**WHAT YOU HAVE TO DO:** Some lines in the listing below may include the string "Insert". How many are there? Give only the number.

**EXERCISE MATERIAL:**
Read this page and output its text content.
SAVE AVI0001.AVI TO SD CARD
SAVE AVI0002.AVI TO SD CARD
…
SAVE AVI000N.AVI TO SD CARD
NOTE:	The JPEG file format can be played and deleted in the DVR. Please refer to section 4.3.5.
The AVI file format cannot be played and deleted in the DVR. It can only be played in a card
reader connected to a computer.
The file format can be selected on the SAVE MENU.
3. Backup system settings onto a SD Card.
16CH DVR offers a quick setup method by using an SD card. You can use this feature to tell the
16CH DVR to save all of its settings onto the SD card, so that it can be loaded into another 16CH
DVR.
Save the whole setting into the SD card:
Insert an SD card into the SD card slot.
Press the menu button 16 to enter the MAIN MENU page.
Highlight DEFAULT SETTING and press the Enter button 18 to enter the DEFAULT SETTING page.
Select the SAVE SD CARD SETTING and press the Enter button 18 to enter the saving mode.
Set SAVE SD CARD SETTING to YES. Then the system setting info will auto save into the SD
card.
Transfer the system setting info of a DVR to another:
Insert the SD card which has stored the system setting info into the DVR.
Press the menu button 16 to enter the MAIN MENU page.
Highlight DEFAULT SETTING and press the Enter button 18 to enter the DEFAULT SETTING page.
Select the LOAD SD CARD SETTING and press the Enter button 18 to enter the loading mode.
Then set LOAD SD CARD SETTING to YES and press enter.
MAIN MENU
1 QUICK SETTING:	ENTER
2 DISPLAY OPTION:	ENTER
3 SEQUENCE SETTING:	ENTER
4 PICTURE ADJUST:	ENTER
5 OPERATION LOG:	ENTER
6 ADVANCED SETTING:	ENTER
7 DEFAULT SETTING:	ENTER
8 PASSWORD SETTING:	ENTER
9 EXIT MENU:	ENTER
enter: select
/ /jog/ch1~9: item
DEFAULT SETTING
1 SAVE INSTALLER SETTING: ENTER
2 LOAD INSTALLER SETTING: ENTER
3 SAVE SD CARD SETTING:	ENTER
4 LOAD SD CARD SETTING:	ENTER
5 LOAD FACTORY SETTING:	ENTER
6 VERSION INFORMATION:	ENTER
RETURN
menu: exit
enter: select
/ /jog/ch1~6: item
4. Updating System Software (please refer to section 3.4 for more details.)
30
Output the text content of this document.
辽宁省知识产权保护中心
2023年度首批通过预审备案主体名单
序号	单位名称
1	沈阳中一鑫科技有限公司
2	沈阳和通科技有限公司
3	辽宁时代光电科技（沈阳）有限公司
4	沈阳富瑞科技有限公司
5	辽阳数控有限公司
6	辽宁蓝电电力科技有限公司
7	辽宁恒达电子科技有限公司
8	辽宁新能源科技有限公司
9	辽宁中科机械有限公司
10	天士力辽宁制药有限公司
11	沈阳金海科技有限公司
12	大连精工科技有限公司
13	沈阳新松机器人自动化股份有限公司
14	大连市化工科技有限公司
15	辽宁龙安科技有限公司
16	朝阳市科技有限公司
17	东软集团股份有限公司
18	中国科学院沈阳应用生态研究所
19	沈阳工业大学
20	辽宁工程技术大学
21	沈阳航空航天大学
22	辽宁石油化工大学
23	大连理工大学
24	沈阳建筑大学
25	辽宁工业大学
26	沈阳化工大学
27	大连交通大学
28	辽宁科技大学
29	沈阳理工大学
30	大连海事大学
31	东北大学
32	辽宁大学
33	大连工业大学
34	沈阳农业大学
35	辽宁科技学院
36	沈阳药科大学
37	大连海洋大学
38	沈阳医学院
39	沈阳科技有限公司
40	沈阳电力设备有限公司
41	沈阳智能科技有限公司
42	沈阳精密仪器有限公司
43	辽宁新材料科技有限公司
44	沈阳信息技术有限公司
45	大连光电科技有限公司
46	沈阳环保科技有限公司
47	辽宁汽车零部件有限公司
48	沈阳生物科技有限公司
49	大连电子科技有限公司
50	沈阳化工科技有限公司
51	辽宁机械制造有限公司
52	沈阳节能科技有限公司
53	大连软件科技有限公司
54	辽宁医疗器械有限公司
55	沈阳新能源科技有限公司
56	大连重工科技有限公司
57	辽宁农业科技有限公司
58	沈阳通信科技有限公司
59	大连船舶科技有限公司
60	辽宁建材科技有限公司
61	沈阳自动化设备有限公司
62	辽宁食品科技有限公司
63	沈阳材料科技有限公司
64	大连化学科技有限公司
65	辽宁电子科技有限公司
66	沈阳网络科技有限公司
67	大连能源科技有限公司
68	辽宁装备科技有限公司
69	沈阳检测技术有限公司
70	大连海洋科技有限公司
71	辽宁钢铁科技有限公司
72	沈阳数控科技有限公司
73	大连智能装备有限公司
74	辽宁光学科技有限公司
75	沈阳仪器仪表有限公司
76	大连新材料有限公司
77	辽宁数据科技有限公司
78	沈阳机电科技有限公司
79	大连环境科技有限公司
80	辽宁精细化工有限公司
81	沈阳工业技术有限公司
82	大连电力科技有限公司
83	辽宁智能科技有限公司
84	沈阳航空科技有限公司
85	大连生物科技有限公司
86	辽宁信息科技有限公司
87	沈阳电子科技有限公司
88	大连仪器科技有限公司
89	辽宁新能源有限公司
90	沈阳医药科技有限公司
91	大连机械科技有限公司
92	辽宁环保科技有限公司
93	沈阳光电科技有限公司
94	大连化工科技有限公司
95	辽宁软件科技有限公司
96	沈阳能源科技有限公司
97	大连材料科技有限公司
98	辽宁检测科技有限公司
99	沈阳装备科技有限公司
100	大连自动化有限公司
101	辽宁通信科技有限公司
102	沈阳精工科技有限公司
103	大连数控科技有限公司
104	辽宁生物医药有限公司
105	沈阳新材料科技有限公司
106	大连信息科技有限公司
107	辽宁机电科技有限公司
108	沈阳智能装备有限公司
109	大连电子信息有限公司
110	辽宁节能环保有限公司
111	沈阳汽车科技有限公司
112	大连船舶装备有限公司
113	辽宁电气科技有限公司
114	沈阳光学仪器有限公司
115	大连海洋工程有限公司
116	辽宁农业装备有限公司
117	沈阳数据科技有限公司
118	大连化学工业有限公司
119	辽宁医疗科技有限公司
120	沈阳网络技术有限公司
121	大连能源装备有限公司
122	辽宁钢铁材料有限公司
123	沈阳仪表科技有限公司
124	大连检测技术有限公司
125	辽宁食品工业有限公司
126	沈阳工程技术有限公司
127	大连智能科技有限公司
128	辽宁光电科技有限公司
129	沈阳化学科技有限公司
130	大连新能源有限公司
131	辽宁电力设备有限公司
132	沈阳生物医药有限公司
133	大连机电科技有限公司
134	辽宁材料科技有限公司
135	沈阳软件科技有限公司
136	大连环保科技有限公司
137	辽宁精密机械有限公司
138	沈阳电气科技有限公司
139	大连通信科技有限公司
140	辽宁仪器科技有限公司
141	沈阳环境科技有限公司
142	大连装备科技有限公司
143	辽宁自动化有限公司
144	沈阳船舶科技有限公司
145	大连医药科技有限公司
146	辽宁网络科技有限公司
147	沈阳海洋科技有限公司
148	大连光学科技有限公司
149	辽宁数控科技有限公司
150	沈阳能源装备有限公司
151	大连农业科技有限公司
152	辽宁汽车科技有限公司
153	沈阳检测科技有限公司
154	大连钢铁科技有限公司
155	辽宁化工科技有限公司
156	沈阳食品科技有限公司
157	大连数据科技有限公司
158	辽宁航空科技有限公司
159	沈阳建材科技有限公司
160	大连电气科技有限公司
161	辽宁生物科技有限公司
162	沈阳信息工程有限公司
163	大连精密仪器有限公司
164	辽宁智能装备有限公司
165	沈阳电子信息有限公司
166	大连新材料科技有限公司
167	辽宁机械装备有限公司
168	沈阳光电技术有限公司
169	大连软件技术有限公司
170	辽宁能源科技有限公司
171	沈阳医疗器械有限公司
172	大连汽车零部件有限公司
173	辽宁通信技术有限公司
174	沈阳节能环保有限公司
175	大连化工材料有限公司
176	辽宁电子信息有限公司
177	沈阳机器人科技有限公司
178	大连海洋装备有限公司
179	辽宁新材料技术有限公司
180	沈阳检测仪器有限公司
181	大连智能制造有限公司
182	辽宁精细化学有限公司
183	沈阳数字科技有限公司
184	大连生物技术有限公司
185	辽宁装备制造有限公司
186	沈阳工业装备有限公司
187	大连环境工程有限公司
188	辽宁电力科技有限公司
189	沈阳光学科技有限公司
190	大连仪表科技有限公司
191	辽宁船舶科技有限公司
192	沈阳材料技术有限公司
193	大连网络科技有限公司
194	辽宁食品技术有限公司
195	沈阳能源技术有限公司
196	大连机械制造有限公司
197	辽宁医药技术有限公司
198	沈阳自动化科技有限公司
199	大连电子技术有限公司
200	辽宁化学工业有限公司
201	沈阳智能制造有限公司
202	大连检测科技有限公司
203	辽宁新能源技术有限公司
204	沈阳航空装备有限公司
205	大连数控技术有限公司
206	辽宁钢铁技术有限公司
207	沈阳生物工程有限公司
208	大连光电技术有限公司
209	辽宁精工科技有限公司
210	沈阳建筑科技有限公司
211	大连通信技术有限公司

**ANSWER:** 2